A partial copy is required: transcribe exactly the lines from the one containing "Extract the structured" through the last line below, without any pictures.

**** Exercise material

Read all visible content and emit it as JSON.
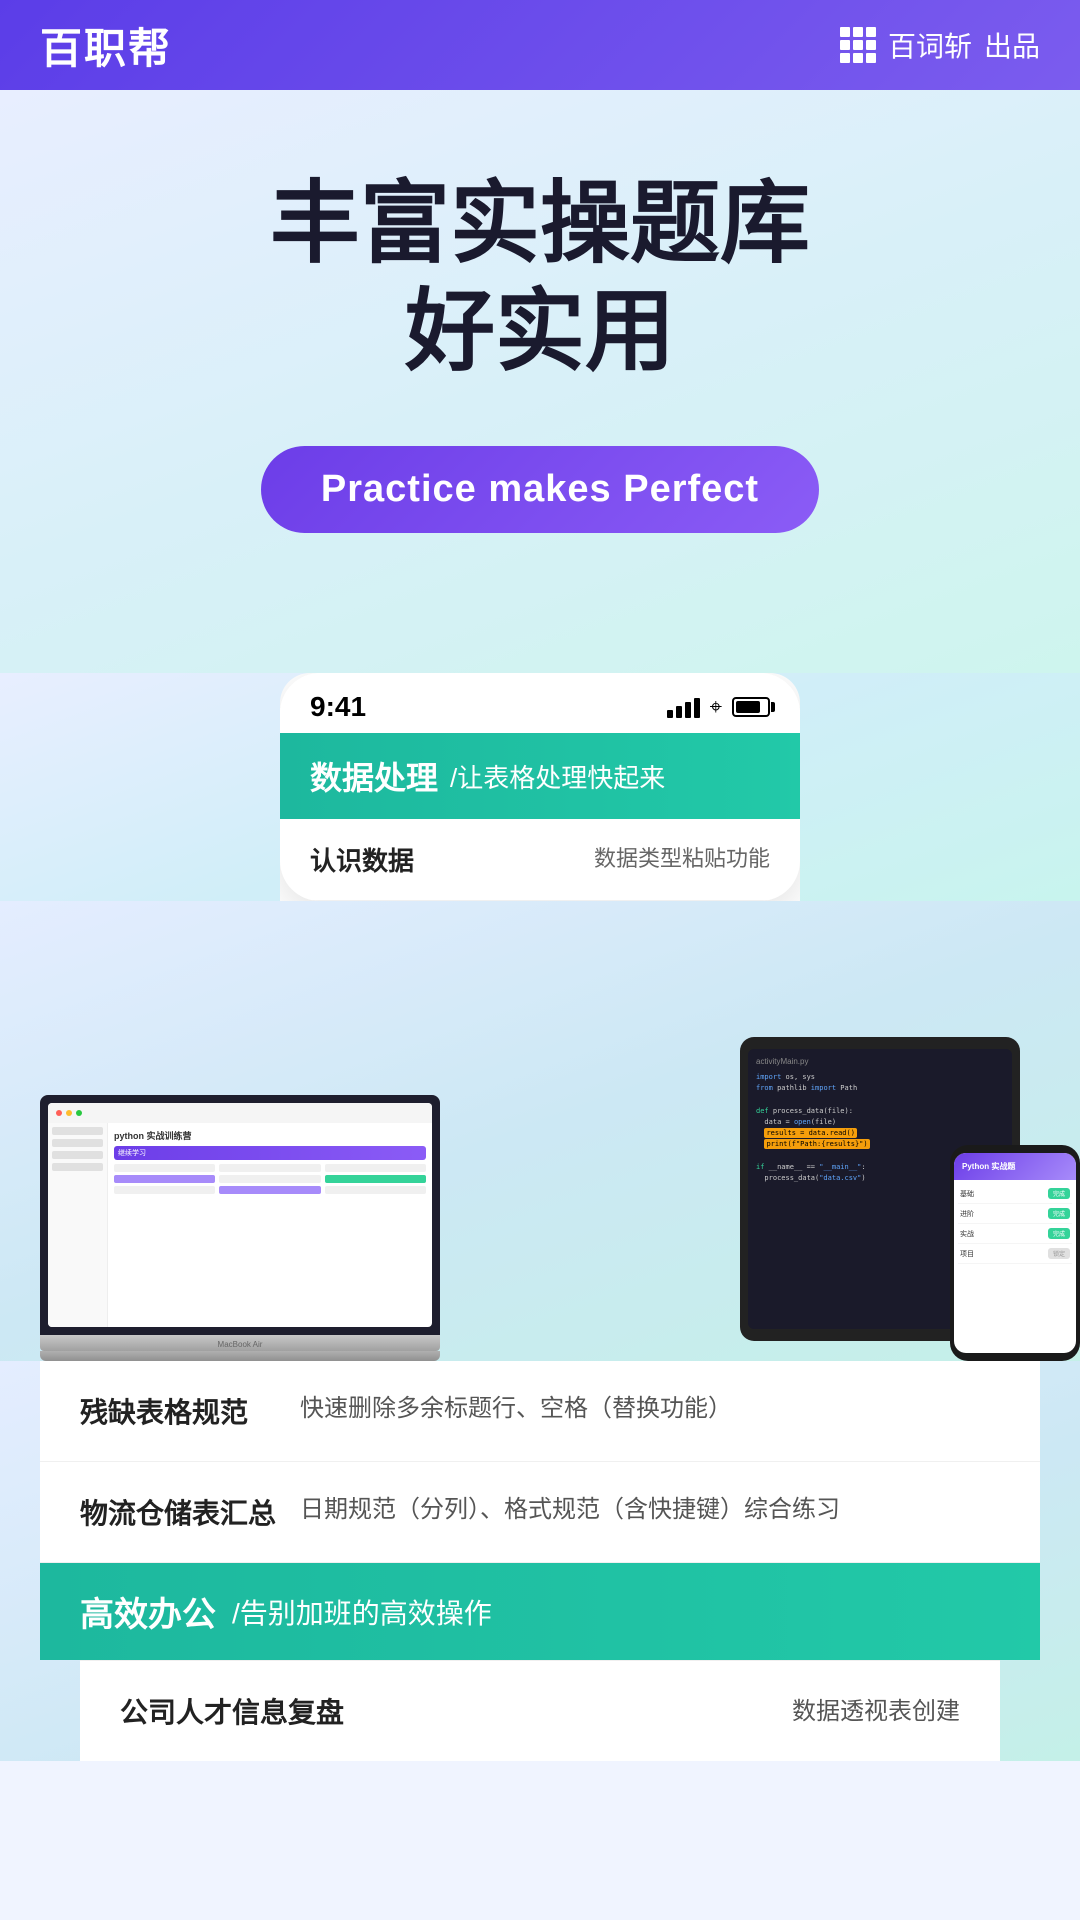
{
  "header": {
    "logo": "百职帮",
    "publisher_icon": "grid-icon",
    "publisher": "百词斩",
    "publisher_suffix": "出品"
  },
  "hero": {
    "title_line1": "丰富实操题库",
    "title_line2": "好实用",
    "badge": "Practice makes Perfect"
  },
  "phone_mockup": {
    "time": "9:41",
    "section1_tag": "数据处理",
    "section1_sub": "/让表格处理快起来",
    "list_items": [
      {
        "label": "认识数据",
        "desc": "数据类型粘贴功能"
      },
      {
        "label": "残缺表格规范",
        "desc": "快速删除多余标题行、空格（替换功能）"
      },
      {
        "label": "物流仓储表汇总",
        "desc": "日期规范（分列）、格式规范（含快捷键）综合练习"
      }
    ]
  },
  "section2": {
    "tag": "高效办公",
    "sub": "/告别加班的高效操作"
  },
  "last_section": {
    "label": "公司人才信息复盘",
    "desc": "数据透视表创建"
  },
  "colors": {
    "purple": "#6c3de8",
    "green": "#1db89e",
    "header_bg": "#5b3de8"
  }
}
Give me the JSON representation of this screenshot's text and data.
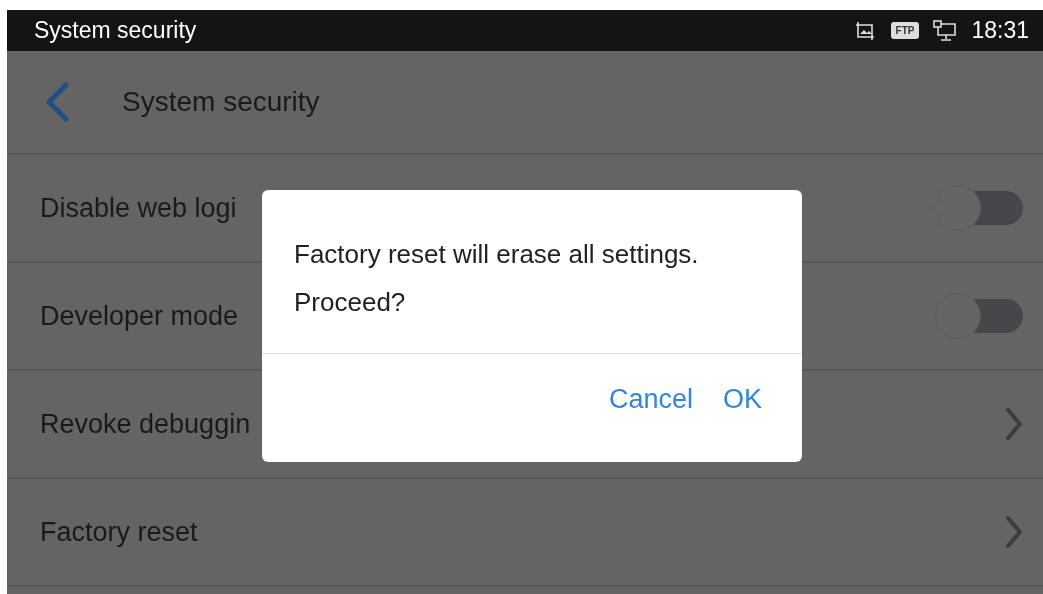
{
  "status_bar": {
    "title": "System security",
    "time": "18:31",
    "badge": "FTP"
  },
  "header": {
    "title": "System security"
  },
  "rows": [
    {
      "label": "Disable web logi",
      "kind": "toggle",
      "on": false
    },
    {
      "label": "Developer mode",
      "kind": "toggle",
      "on": false
    },
    {
      "label": "Revoke debuggin",
      "kind": "link"
    },
    {
      "label": "Factory reset",
      "kind": "link"
    }
  ],
  "dialog": {
    "message": "Factory reset will erase all settings. Proceed?",
    "buttons": [
      "Cancel",
      "OK"
    ]
  }
}
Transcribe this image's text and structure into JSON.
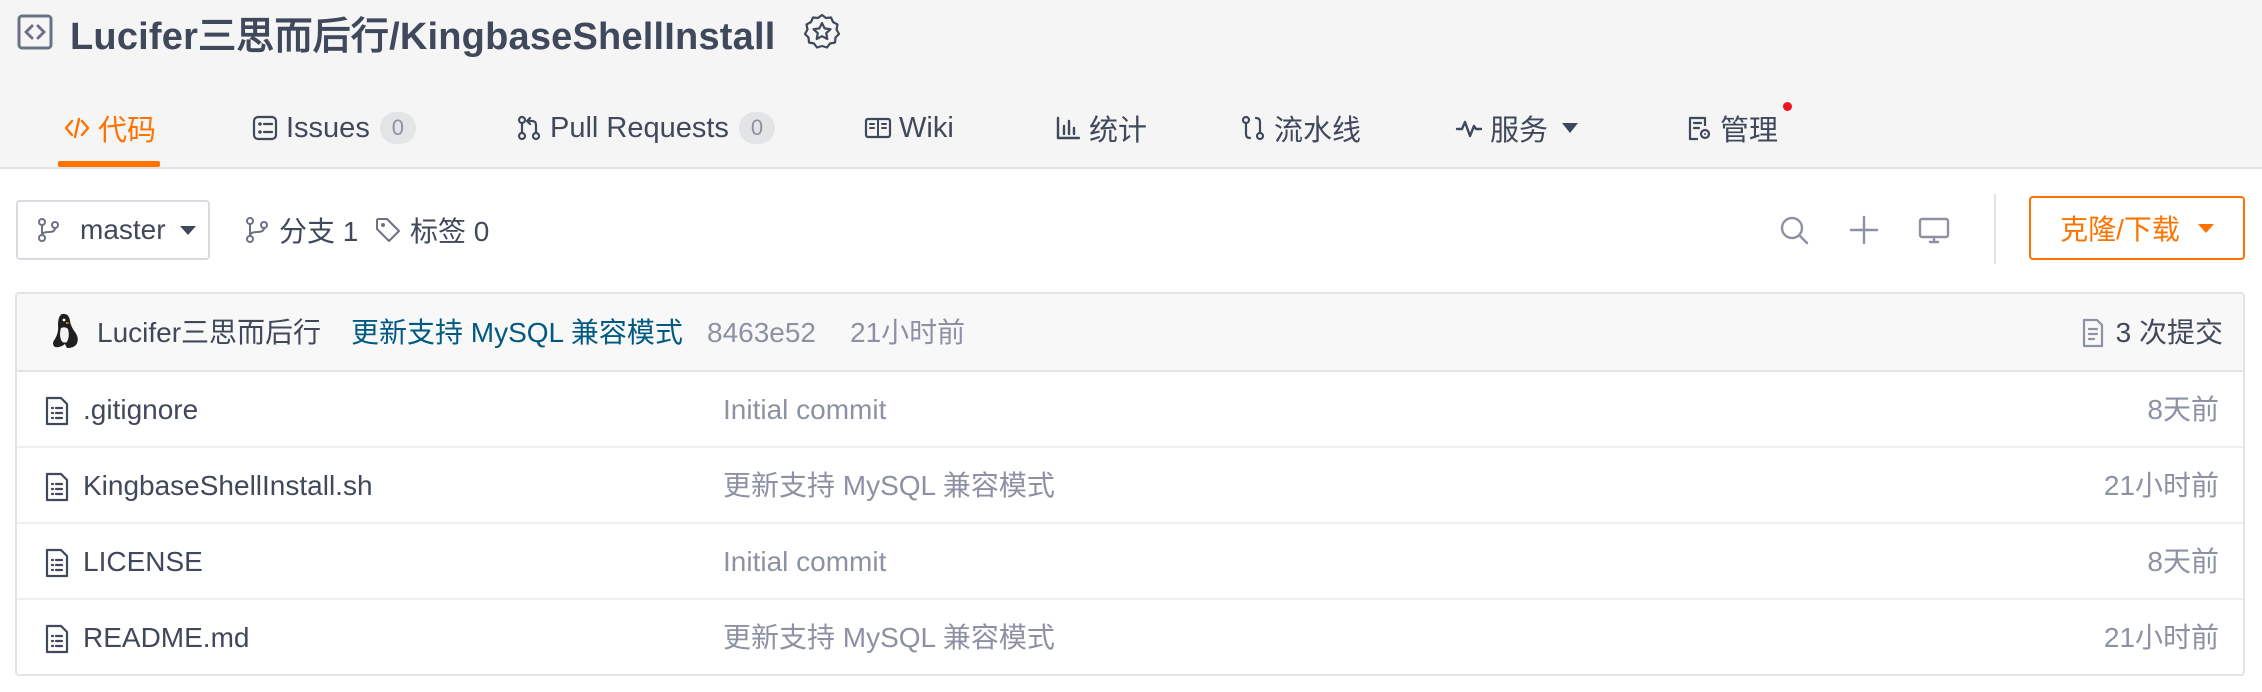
{
  "repo": {
    "title": "Lucifer三思而后行/KingbaseShellInstall"
  },
  "tabs": [
    {
      "label": "代码",
      "icon": "code-icon",
      "active": true
    },
    {
      "label": "Issues",
      "icon": "issues-icon",
      "count": "0"
    },
    {
      "label": "Pull Requests",
      "icon": "pull-request-icon",
      "count": "0"
    },
    {
      "label": "Wiki",
      "icon": "book-icon"
    },
    {
      "label": "统计",
      "icon": "bar-chart-icon"
    },
    {
      "label": "流水线",
      "icon": "pipeline-icon"
    },
    {
      "label": "服务",
      "icon": "pulse-icon",
      "dropdown": true
    },
    {
      "label": "管理",
      "icon": "manage-icon",
      "notify_dot": true
    }
  ],
  "toolbar": {
    "branch": "master",
    "branches_label": "分支 1",
    "tags_label": "标签 0",
    "clone_label": "克隆/下载"
  },
  "commit": {
    "author": "Lucifer三思而后行",
    "message": "更新支持 MySQL 兼容模式",
    "hash": "8463e52",
    "time": "21小时前",
    "total": "3 次提交"
  },
  "files": [
    {
      "name": ".gitignore",
      "message": "Initial commit",
      "time": "8天前"
    },
    {
      "name": "KingbaseShellInstall.sh",
      "message": "更新支持 MySQL 兼容模式",
      "time": "21小时前"
    },
    {
      "name": "LICENSE",
      "message": "Initial commit",
      "time": "8天前"
    },
    {
      "name": "README.md",
      "message": "更新支持 MySQL 兼容模式",
      "time": "21小时前"
    }
  ],
  "colors": {
    "accent": "#fe7300",
    "text": "#40485b",
    "muted": "#8c92a4",
    "link": "#005980",
    "notify": "#f0131e"
  }
}
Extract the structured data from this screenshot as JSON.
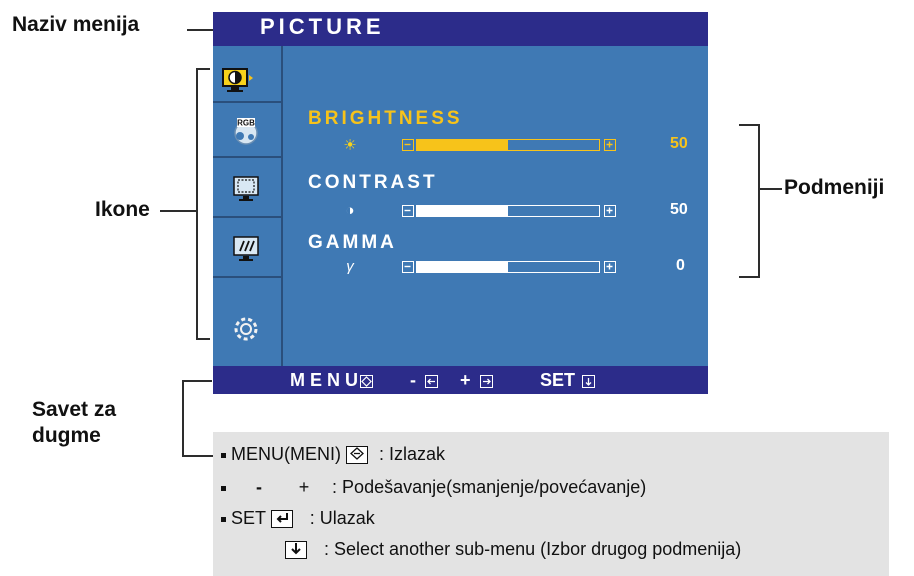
{
  "callouts": {
    "menu_name": "Naziv menija",
    "icons": "Ikone",
    "submenus": "Podmeniji",
    "button_tip_line1": "Savet za",
    "button_tip_line2": "dugme"
  },
  "osd": {
    "title": "PICTURE",
    "sidebar_icons": [
      "picture-icon",
      "rgb-color-icon",
      "screen-position-icon",
      "tracking-icon",
      "settings-gear-icon"
    ],
    "submenus": [
      {
        "label": "BRIGHTNESS",
        "symbol": "☀",
        "value": "50",
        "level": 50,
        "active": true
      },
      {
        "label": "CONTRAST",
        "symbol": "◑",
        "value": "50",
        "level": 50,
        "active": false
      },
      {
        "label": "GAMMA",
        "symbol": "γ",
        "value": "0",
        "level": 50,
        "active": false
      }
    ],
    "footer": {
      "menu": "MENU",
      "minus": "-",
      "plus": "+",
      "set": "SET"
    },
    "colors": {
      "title_bar": "#2c2c8a",
      "body": "#3f79b4",
      "active_label": "#f7c31a"
    }
  },
  "help": {
    "menu_label": "MENU(MENI)",
    "menu_desc": ": Izlazak",
    "minus": "-",
    "plus": "+",
    "adjust_desc": ": Podešavanje(smanjenje/povećavanje)",
    "set_label": "SET",
    "set_desc": ": Ulazak",
    "select_desc": ": Select another sub-menu (Izbor drugog podmenija)"
  }
}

********

▶ Exercise answer
Extract the structured data from this screenshot as JSON.
{
  "callouts": {
    "menu_name": "Naziv menija",
    "icons": "Ikone",
    "submenus": "Podmeniji",
    "button_tip_line1": "Savet za",
    "button_tip_line2": "dugme"
  },
  "osd": {
    "title": "PICTURE",
    "sidebar_icons": [
      "picture-icon",
      "rgb-color-icon",
      "screen-position-icon",
      "tracking-icon",
      "settings-gear-icon"
    ],
    "submenus": [
      {
        "label": "BRIGHTNESS",
        "symbol": "☀",
        "value": "50",
        "level": 50,
        "active": true
      },
      {
        "label": "CONTRAST",
        "symbol": "◑",
        "value": "50",
        "level": 50,
        "active": false
      },
      {
        "label": "GAMMA",
        "symbol": "γ",
        "value": "0",
        "level": 50,
        "active": false
      }
    ],
    "footer": {
      "menu": "MENU",
      "minus": "-",
      "plus": "+",
      "set": "SET"
    },
    "colors": {
      "title_bar": "#2c2c8a",
      "body": "#3f79b4",
      "active_label": "#f7c31a"
    }
  },
  "help": {
    "menu_label": "MENU(MENI)",
    "menu_desc": ": Izlazak",
    "minus": "-",
    "plus": "+",
    "adjust_desc": ": Podešavanje(smanjenje/povećavanje)",
    "set_label": "SET",
    "set_desc": ": Ulazak",
    "select_desc": ": Select another sub-menu (Izbor drugog podmenija)"
  }
}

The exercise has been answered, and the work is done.